Document passage |
"Akou Sopa" (; ) is a song recorded by Greek Cypriot singer Ivi Adamou. It is a cover of the Spanish song "Un Bonito Final" originally by Los Rebujitos. The song was written by Los Rebujitos member Yerai Blanco García with Sunny Baltzi and Michalis Kouinelis writing the Greek lyrics for Adamou's version. It was digitally released on 18 July 2016 through the iTunes Store.

"Akou Sopa" received critical acclaim from critics, who praised the song's melodic sounds and also compared it with the original version. Its accompanying music video was directed by Dimitris Sylvestros and premiered along with the song on 17 July 2016.

Background and release 
Adamou announced the release of a new song through her Facebook page on 11 July 2016, when she posted part of the single's artwork with the caption "18/07... #newsong". The teaser of both the song and its accompanying music video were leaked the same day. The full artwork of the song was unveiled on 12 July 2016, with the title of the song and the teaser being revealed as well. The song and its music video were premiered on 17 July 2016 with Adamou posting it on her Facebook page.

Critical reception 
The song received mostly positive feedback from reviewers. Padraig Muldoon of Eurovision blog Wiwibloggs said that the song shows a more vulnerable side of the singer, compared to her Eurovision entry and that "[Adamou] manages to make the track her own, bringing a fresh interpretation with different levels of light and dark". Kiki Vasiliadou of Energy Radio described the song as one of the "most melodic and interesting [song] we've heard lately". Lamianow's Dimitra Yiotidou described the song as "travelling, melodic and sensitive".

Written problem 1 | Name the reviewers quoted in the Akou Sopa text.

Element and region listings
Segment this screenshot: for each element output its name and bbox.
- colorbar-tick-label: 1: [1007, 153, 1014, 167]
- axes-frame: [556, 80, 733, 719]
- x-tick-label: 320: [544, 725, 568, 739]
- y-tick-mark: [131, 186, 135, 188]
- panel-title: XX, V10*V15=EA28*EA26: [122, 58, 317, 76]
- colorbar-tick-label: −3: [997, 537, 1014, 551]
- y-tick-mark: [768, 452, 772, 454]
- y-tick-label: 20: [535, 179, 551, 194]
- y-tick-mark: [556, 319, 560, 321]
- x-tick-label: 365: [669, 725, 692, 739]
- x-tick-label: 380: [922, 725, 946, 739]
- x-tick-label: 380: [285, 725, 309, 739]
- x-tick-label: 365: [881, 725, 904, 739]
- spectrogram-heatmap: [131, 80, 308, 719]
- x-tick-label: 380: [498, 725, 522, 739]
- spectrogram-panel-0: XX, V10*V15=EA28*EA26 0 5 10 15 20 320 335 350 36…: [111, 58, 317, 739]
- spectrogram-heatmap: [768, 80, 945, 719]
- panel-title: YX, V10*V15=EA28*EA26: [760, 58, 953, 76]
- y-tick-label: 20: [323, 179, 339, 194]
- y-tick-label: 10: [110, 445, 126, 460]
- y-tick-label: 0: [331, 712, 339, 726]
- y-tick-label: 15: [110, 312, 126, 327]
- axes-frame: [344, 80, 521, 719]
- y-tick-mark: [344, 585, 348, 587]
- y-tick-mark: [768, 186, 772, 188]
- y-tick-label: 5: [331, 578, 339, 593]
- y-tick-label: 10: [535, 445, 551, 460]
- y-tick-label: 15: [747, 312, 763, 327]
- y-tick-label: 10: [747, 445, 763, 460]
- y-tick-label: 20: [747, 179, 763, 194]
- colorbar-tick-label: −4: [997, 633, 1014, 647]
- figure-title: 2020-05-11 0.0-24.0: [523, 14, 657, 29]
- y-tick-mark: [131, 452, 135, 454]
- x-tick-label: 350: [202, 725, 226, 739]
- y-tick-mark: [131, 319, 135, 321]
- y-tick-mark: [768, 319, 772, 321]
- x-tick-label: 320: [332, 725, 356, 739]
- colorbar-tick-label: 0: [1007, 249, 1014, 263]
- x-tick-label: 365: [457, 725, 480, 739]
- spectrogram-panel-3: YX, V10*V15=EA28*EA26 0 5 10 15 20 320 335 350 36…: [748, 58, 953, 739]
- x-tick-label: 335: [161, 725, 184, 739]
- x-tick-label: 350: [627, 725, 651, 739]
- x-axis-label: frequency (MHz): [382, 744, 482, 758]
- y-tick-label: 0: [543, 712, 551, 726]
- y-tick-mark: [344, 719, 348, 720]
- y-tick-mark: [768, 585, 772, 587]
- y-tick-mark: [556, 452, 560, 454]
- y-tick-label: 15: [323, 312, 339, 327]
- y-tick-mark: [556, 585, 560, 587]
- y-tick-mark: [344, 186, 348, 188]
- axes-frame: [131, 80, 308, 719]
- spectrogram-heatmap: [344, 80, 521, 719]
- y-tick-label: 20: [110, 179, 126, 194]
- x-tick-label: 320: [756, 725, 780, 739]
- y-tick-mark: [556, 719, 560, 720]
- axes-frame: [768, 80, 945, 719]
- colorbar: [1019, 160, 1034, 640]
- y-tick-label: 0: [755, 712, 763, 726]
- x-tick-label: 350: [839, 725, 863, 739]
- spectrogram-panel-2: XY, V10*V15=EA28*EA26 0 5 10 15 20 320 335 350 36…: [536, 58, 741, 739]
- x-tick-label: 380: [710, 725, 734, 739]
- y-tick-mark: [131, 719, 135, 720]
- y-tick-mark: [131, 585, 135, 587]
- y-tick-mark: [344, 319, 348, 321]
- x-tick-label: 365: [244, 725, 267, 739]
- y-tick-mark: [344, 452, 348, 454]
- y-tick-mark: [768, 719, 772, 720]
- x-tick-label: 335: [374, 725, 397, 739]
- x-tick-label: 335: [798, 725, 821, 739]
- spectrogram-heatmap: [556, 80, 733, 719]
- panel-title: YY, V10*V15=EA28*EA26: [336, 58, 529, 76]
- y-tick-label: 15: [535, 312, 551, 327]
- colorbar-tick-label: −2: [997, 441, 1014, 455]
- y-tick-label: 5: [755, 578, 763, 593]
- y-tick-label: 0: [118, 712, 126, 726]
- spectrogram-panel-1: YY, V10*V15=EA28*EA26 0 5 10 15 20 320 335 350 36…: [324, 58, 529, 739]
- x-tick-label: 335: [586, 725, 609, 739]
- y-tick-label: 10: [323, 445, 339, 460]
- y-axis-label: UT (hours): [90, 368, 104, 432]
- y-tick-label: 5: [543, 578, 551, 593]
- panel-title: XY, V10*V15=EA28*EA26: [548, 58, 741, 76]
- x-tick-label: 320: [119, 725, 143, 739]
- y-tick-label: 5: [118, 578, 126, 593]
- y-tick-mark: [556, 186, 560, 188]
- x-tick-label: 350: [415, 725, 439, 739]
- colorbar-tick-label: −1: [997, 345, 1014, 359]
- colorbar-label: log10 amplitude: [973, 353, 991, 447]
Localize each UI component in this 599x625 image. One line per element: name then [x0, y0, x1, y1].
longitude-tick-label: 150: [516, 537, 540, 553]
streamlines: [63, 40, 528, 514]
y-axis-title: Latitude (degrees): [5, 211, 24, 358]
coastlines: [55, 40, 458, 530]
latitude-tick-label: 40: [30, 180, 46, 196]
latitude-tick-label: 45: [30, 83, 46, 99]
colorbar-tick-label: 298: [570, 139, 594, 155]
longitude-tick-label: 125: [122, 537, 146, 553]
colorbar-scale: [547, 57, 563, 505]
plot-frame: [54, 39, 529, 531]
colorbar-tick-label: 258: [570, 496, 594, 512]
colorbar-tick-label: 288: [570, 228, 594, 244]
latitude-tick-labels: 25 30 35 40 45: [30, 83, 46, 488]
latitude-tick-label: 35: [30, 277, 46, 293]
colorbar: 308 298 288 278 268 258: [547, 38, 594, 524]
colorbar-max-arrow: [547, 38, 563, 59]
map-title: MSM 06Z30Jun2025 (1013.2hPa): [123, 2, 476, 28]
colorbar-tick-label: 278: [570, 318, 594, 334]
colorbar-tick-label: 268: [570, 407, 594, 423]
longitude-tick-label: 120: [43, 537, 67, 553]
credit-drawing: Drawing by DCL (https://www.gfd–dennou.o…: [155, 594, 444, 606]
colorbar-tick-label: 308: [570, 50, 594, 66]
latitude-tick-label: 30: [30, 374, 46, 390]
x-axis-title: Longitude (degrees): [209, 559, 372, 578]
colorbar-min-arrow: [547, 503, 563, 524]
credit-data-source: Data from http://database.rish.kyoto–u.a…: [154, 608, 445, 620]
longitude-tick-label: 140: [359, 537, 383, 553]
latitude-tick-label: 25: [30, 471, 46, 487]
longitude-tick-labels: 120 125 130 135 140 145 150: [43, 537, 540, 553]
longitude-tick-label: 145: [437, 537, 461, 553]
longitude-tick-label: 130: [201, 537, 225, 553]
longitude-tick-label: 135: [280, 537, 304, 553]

Written problem 2 | Swap "axes-frame" for "plot-frame" in the rows, from the first row through the line containing "- y-tick-mark: [556, 319, 560, 321]", and write out those lines again.

Exercise output 1 | Padraig Muldoon, Kiki Vasiliadou, Dimitra Yiotidou

Exercise output 2 |
Segment this screenshot: for each element output its name and bbox.
- colorbar-tick-label: 1: [1007, 153, 1014, 167]
- plot-frame: [556, 80, 733, 719]
- x-tick-label: 320: [544, 725, 568, 739]
- y-tick-mark: [131, 186, 135, 188]
- panel-title: XX, V10*V15=EA28*EA26: [122, 58, 317, 76]
- colorbar-tick-label: −3: [997, 537, 1014, 551]
- y-tick-mark: [768, 452, 772, 454]
- y-tick-label: 20: [535, 179, 551, 194]
- y-tick-mark: [556, 319, 560, 321]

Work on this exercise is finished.